## RECORDED DATA:
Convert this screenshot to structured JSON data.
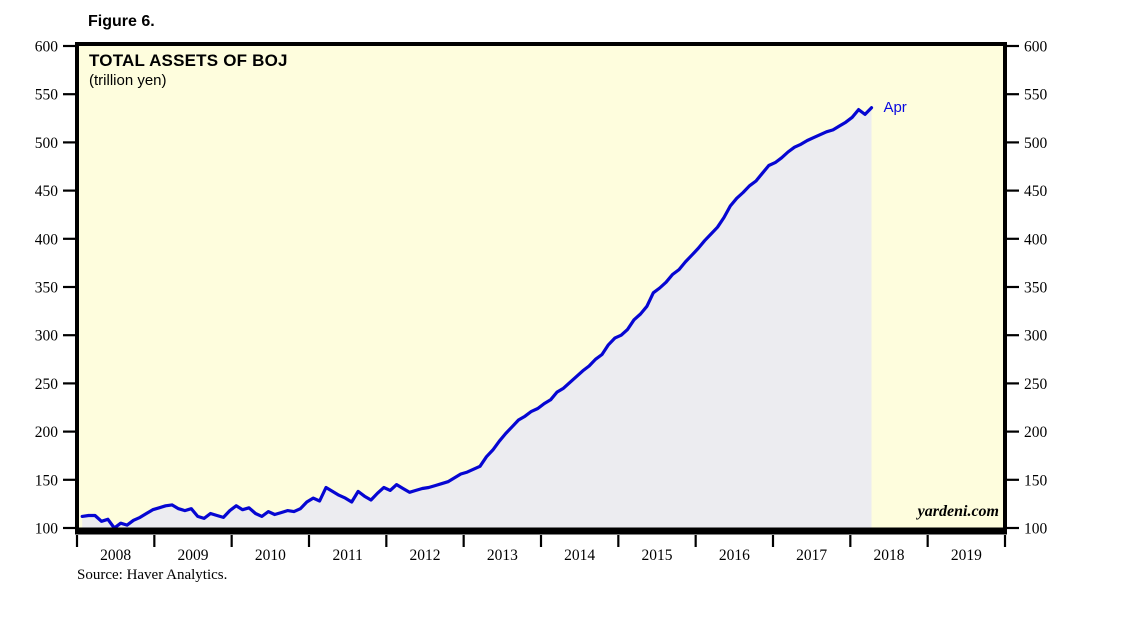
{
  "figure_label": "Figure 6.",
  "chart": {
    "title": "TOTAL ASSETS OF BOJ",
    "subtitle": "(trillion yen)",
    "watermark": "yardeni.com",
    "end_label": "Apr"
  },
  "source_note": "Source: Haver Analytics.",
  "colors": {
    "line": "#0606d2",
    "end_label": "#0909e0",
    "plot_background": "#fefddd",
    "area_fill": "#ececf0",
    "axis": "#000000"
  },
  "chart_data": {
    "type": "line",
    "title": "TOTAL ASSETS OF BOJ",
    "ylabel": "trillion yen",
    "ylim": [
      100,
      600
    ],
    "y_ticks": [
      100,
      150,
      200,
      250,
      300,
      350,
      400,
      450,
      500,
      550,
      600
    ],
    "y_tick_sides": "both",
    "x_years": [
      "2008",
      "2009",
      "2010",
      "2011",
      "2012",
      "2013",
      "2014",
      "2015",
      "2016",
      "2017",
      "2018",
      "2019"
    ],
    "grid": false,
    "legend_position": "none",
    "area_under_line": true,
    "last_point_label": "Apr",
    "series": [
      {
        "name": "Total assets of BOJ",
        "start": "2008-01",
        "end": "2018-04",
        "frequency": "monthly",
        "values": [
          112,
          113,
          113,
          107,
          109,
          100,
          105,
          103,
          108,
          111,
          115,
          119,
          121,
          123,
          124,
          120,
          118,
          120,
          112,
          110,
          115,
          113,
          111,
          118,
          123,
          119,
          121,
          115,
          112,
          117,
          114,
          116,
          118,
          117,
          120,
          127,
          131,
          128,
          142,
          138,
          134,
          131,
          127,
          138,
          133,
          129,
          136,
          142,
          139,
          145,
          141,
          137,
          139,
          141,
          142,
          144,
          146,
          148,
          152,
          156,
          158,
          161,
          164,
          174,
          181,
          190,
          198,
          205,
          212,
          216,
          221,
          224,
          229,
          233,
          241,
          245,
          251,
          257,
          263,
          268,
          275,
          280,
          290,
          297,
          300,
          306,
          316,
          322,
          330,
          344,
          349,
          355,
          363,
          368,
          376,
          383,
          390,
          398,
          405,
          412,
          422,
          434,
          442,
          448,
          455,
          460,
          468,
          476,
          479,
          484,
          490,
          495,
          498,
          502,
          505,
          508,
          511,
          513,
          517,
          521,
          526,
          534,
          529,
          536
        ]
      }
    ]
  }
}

## STATED EXERCISE:
Omit each picture, then return all of the listing exactly as it stands.

## FINISHED EXERCISE:
Convert this screenshot to structured JSON data.
{
  "figure_label": "Figure 6.",
  "chart": {
    "title": "TOTAL ASSETS OF BOJ",
    "subtitle": "(trillion yen)",
    "watermark": "yardeni.com",
    "end_label": "Apr"
  },
  "source_note": "Source: Haver Analytics.",
  "colors": {
    "line": "#0606d2",
    "end_label": "#0909e0",
    "plot_background": "#fefddd",
    "area_fill": "#ececf0",
    "axis": "#000000"
  },
  "chart_data": {
    "type": "line",
    "title": "TOTAL ASSETS OF BOJ",
    "ylabel": "trillion yen",
    "ylim": [
      100,
      600
    ],
    "y_ticks": [
      100,
      150,
      200,
      250,
      300,
      350,
      400,
      450,
      500,
      550,
      600
    ],
    "y_tick_sides": "both",
    "x_years": [
      "2008",
      "2009",
      "2010",
      "2011",
      "2012",
      "2013",
      "2014",
      "2015",
      "2016",
      "2017",
      "2018",
      "2019"
    ],
    "grid": false,
    "legend_position": "none",
    "area_under_line": true,
    "last_point_label": "Apr",
    "series": [
      {
        "name": "Total assets of BOJ",
        "start": "2008-01",
        "end": "2018-04",
        "frequency": "monthly",
        "values": [
          112,
          113,
          113,
          107,
          109,
          100,
          105,
          103,
          108,
          111,
          115,
          119,
          121,
          123,
          124,
          120,
          118,
          120,
          112,
          110,
          115,
          113,
          111,
          118,
          123,
          119,
          121,
          115,
          112,
          117,
          114,
          116,
          118,
          117,
          120,
          127,
          131,
          128,
          142,
          138,
          134,
          131,
          127,
          138,
          133,
          129,
          136,
          142,
          139,
          145,
          141,
          137,
          139,
          141,
          142,
          144,
          146,
          148,
          152,
          156,
          158,
          161,
          164,
          174,
          181,
          190,
          198,
          205,
          212,
          216,
          221,
          224,
          229,
          233,
          241,
          245,
          251,
          257,
          263,
          268,
          275,
          280,
          290,
          297,
          300,
          306,
          316,
          322,
          330,
          344,
          349,
          355,
          363,
          368,
          376,
          383,
          390,
          398,
          405,
          412,
          422,
          434,
          442,
          448,
          455,
          460,
          468,
          476,
          479,
          484,
          490,
          495,
          498,
          502,
          505,
          508,
          511,
          513,
          517,
          521,
          526,
          534,
          529,
          536
        ]
      }
    ]
  }
}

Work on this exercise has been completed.